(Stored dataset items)

◆ ◆ ◆ ◆

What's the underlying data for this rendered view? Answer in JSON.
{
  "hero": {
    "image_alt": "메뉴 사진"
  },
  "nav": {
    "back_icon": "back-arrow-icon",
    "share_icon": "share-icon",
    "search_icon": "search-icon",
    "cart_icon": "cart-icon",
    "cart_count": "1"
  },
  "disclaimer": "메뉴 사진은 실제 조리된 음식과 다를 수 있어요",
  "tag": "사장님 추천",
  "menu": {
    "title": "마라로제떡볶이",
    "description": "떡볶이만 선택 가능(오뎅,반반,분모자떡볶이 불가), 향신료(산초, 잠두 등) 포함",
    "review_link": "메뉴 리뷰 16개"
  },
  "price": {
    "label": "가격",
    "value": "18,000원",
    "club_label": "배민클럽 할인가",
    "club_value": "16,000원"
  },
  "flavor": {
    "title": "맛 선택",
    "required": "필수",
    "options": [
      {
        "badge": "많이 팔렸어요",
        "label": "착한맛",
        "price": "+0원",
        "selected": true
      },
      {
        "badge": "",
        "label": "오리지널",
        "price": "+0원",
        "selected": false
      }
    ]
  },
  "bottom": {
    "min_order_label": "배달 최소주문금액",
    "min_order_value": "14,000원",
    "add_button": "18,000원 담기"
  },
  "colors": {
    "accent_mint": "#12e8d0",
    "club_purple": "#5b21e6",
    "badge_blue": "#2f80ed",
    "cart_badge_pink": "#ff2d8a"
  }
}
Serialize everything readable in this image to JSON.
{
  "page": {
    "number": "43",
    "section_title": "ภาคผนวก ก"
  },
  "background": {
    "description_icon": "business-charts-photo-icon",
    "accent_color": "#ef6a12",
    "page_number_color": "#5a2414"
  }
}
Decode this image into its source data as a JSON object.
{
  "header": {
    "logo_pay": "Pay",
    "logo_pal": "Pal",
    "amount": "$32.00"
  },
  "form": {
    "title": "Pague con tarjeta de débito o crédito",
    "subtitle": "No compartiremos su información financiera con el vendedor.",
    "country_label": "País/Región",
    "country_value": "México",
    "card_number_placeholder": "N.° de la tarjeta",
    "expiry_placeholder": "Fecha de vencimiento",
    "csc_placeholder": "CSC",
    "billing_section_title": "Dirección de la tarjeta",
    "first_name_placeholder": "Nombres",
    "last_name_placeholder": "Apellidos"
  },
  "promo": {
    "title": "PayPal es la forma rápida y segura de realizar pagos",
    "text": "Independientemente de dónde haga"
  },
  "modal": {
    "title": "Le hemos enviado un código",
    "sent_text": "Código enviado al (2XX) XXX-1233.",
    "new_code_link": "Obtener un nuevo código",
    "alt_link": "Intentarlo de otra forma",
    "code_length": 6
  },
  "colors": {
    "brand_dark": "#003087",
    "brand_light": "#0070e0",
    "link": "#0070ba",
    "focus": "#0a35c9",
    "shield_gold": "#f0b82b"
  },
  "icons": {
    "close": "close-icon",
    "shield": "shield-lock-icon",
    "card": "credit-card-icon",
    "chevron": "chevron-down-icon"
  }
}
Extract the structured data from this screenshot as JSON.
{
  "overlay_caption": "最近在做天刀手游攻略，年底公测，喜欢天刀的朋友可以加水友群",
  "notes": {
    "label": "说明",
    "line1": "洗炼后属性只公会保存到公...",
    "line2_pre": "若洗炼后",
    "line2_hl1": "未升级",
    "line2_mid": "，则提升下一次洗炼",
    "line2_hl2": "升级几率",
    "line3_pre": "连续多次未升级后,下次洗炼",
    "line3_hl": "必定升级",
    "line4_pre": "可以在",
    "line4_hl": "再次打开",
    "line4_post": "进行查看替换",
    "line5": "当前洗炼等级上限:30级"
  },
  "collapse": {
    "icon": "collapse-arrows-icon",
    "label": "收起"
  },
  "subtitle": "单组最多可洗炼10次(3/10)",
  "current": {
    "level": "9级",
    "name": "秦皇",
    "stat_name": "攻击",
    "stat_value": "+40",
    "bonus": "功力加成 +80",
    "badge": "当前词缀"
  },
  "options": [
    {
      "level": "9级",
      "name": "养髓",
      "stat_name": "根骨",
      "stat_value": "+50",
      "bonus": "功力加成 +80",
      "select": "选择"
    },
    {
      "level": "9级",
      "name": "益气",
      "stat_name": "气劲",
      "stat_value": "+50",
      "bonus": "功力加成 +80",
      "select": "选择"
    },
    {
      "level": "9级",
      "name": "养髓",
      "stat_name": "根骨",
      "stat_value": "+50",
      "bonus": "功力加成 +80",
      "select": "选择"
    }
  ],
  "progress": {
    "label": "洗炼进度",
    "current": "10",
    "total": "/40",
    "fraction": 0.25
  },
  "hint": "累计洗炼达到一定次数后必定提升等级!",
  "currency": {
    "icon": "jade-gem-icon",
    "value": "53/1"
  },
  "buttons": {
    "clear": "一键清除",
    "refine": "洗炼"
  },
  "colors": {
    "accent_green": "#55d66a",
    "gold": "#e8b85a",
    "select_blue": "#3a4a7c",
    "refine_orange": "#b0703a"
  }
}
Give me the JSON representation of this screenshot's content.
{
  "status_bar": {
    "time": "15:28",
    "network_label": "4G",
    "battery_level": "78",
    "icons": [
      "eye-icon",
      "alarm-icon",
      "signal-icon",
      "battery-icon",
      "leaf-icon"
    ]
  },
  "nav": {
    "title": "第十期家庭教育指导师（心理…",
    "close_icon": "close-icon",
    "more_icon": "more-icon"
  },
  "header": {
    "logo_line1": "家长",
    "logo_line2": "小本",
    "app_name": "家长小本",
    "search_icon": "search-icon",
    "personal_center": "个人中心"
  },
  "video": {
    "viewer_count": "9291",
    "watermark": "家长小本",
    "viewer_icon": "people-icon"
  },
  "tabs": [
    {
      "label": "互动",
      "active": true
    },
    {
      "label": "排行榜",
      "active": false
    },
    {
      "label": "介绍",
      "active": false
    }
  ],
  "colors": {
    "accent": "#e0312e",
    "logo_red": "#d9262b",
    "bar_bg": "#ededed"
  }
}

◆ ◆ ◆ ◆

Description of the task: All of the entries must be written out exactly as they stand.

Correct output:
What's the underlying data for this rendered view? Answer in JSON.
{
  "hero": {
    "image_alt": "메뉴 사진"
  },
  "nav": {
    "back_icon": "back-arrow-icon",
    "share_icon": "share-icon",
    "search_icon": "search-icon",
    "cart_icon": "cart-icon",
    "cart_count": "1"
  },
  "disclaimer": "메뉴 사진은 실제 조리된 음식과 다를 수 있어요",
  "tag": "사장님 추천",
  "menu": {
    "title": "마라로제떡볶이",
    "description": "떡볶이만 선택 가능(오뎅,반반,분모자떡볶이 불가), 향신료(산초, 잠두 등) 포함",
    "review_link": "메뉴 리뷰 16개"
  },
  "price": {
    "label": "가격",
    "value": "18,000원",
    "club_label": "배민클럽 할인가",
    "club_value": "16,000원"
  },
  "flavor": {
    "title": "맛 선택",
    "required": "필수",
    "options": [
      {
        "badge": "많이 팔렸어요",
        "label": "착한맛",
        "price": "+0원",
        "selected": true
      },
      {
        "badge": "",
        "label": "오리지널",
        "price": "+0원",
        "selected": false
      }
    ]
  },
  "bottom": {
    "min_order_label": "배달 최소주문금액",
    "min_order_value": "14,000원",
    "add_button": "18,000원 담기"
  },
  "colors": {
    "accent_mint": "#12e8d0",
    "club_purple": "#5b21e6",
    "badge_blue": "#2f80ed",
    "cart_badge_pink": "#ff2d8a"
  }
}
Serialize everything readable in this image to JSON.
{
  "page": {
    "number": "43",
    "section_title": "ภาคผนวก ก"
  },
  "background": {
    "description_icon": "business-charts-photo-icon",
    "accent_color": "#ef6a12",
    "page_number_color": "#5a2414"
  }
}
Decode this image into its source data as a JSON object.
{
  "header": {
    "logo_pay": "Pay",
    "logo_pal": "Pal",
    "amount": "$32.00"
  },
  "form": {
    "title": "Pague con tarjeta de débito o crédito",
    "subtitle": "No compartiremos su información financiera con el vendedor.",
    "country_label": "País/Región",
    "country_value": "México",
    "card_number_placeholder": "N.° de la tarjeta",
    "expiry_placeholder": "Fecha de vencimiento",
    "csc_placeholder": "CSC",
    "billing_section_title": "Dirección de la tarjeta",
    "first_name_placeholder": "Nombres",
    "last_name_placeholder": "Apellidos"
  },
  "promo": {
    "title": "PayPal es la forma rápida y segura de realizar pagos",
    "text": "Independientemente de dónde haga"
  },
  "modal": {
    "title": "Le hemos enviado un código",
    "sent_text": "Código enviado al (2XX) XXX-1233.",
    "new_code_link": "Obtener un nuevo código",
    "alt_link": "Intentarlo de otra forma",
    "code_length": 6
  },
  "colors": {
    "brand_dark": "#003087",
    "brand_light": "#0070e0",
    "link": "#0070ba",
    "focus": "#0a35c9",
    "shield_gold": "#f0b82b"
  },
  "icons": {
    "close": "close-icon",
    "shield": "shield-lock-icon",
    "card": "credit-card-icon",
    "chevron": "chevron-down-icon"
  }
}
Extract the structured data from this screenshot as JSON.
{
  "overlay_caption": "最近在做天刀手游攻略，年底公测，喜欢天刀的朋友可以加水友群",
  "notes": {
    "label": "说明",
    "line1": "洗炼后属性只公会保存到公...",
    "line2_pre": "若洗炼后",
    "line2_hl1": "未升级",
    "line2_mid": "，则提升下一次洗炼",
    "line2_hl2": "升级几率",
    "line3_pre": "连续多次未升级后,下次洗炼",
    "line3_hl": "必定升级",
    "line4_pre": "可以在",
    "line4_hl": "再次打开",
    "line4_post": "进行查看替换",
    "line5": "当前洗炼等级上限:30级"
  },
  "collapse": {
    "icon": "collapse-arrows-icon",
    "label": "收起"
  },
  "subtitle": "单组最多可洗炼10次(3/10)",
  "current": {
    "level": "9级",
    "name": "秦皇",
    "stat_name": "攻击",
    "stat_value": "+40",
    "bonus": "功力加成 +80",
    "badge": "当前词缀"
  },
  "options": [
    {
      "level": "9级",
      "name": "养髓",
      "stat_name": "根骨",
      "stat_value": "+50",
      "bonus": "功力加成 +80",
      "select": "选择"
    },
    {
      "level": "9级",
      "name": "益气",
      "stat_name": "气劲",
      "stat_value": "+50",
      "bonus": "功力加成 +80",
      "select": "选择"
    },
    {
      "level": "9级",
      "name": "养髓",
      "stat_name": "根骨",
      "stat_value": "+50",
      "bonus": "功力加成 +80",
      "select": "选择"
    }
  ],
  "progress": {
    "label": "洗炼进度",
    "current": "10",
    "total": "/40",
    "fraction": 0.25
  },
  "hint": "累计洗炼达到一定次数后必定提升等级!",
  "currency": {
    "icon": "jade-gem-icon",
    "value": "53/1"
  },
  "buttons": {
    "clear": "一键清除",
    "refine": "洗炼"
  },
  "colors": {
    "accent_green": "#55d66a",
    "gold": "#e8b85a",
    "select_blue": "#3a4a7c",
    "refine_orange": "#b0703a"
  }
}
Give me the JSON representation of this screenshot's content.
{
  "status_bar": {
    "time": "15:28",
    "network_label": "4G",
    "battery_level": "78",
    "icons": [
      "eye-icon",
      "alarm-icon",
      "signal-icon",
      "battery-icon",
      "leaf-icon"
    ]
  },
  "nav": {
    "title": "第十期家庭教育指导师（心理…",
    "close_icon": "close-icon",
    "more_icon": "more-icon"
  },
  "header": {
    "logo_line1": "家长",
    "logo_line2": "小本",
    "app_name": "家长小本",
    "search_icon": "search-icon",
    "personal_center": "个人中心"
  },
  "video": {
    "viewer_count": "9291",
    "watermark": "家长小本",
    "viewer_icon": "people-icon"
  },
  "tabs": [
    {
      "label": "互动",
      "active": true
    },
    {
      "label": "排行榜",
      "active": false
    },
    {
      "label": "介绍",
      "active": false
    }
  ],
  "colors": {
    "accent": "#e0312e",
    "logo_red": "#d9262b",
    "bar_bg": "#ededed"
  }
}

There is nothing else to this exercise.